## PROBLEM DESCRIPTION
Pull out every line from the listing that has the word "title".

## MATERIAL TO PROCESS
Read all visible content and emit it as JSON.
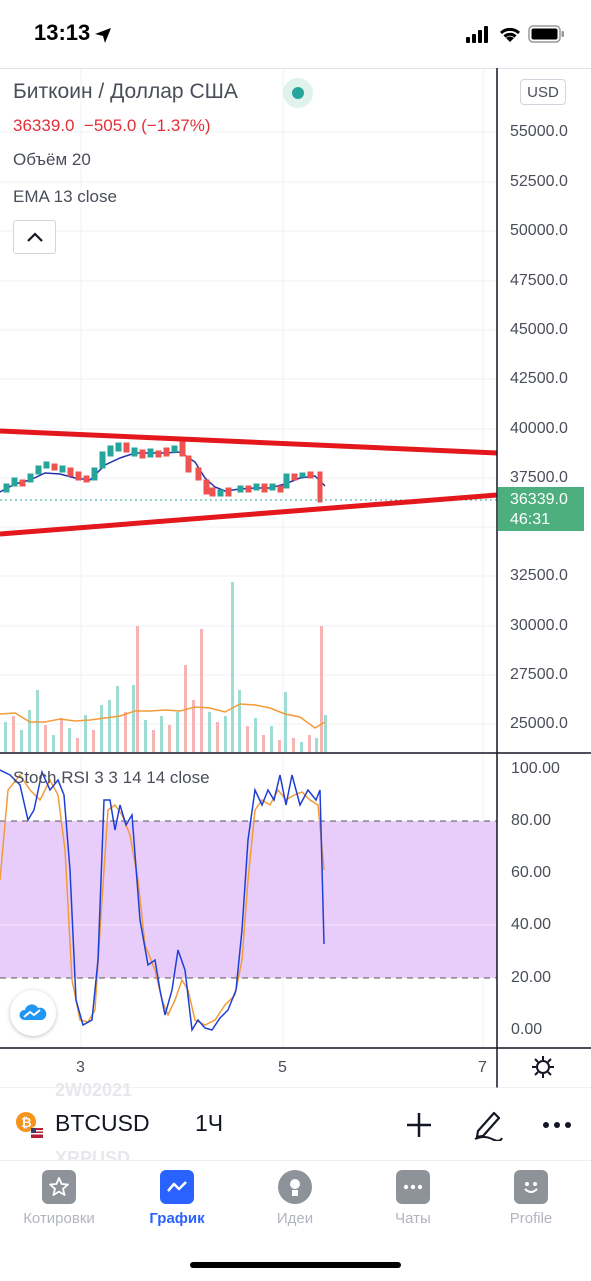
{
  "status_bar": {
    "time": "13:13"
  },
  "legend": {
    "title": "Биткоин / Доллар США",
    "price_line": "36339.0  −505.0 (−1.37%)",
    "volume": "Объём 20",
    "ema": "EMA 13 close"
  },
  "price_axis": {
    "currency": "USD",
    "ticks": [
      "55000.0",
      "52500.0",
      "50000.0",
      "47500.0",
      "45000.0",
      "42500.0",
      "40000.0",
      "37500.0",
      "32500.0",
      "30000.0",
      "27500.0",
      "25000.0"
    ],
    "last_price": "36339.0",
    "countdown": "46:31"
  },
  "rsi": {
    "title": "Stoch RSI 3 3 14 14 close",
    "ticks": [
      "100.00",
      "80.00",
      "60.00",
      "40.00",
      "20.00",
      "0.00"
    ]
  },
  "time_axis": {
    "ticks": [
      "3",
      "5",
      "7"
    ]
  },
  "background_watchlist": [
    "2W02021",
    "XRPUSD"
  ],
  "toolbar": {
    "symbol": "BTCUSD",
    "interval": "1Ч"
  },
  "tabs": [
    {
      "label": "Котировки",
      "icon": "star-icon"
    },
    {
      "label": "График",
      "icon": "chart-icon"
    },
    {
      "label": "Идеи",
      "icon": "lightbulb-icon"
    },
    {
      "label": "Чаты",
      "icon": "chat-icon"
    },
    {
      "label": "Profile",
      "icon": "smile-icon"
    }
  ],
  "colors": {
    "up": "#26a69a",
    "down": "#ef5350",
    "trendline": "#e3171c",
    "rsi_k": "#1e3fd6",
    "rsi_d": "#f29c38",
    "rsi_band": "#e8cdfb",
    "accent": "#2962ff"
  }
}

## RESPONSE TO THIS TASK
    "title": "Биткоин / Доллар США",
    "title": "Stoch RSI 3 3 14 14 close",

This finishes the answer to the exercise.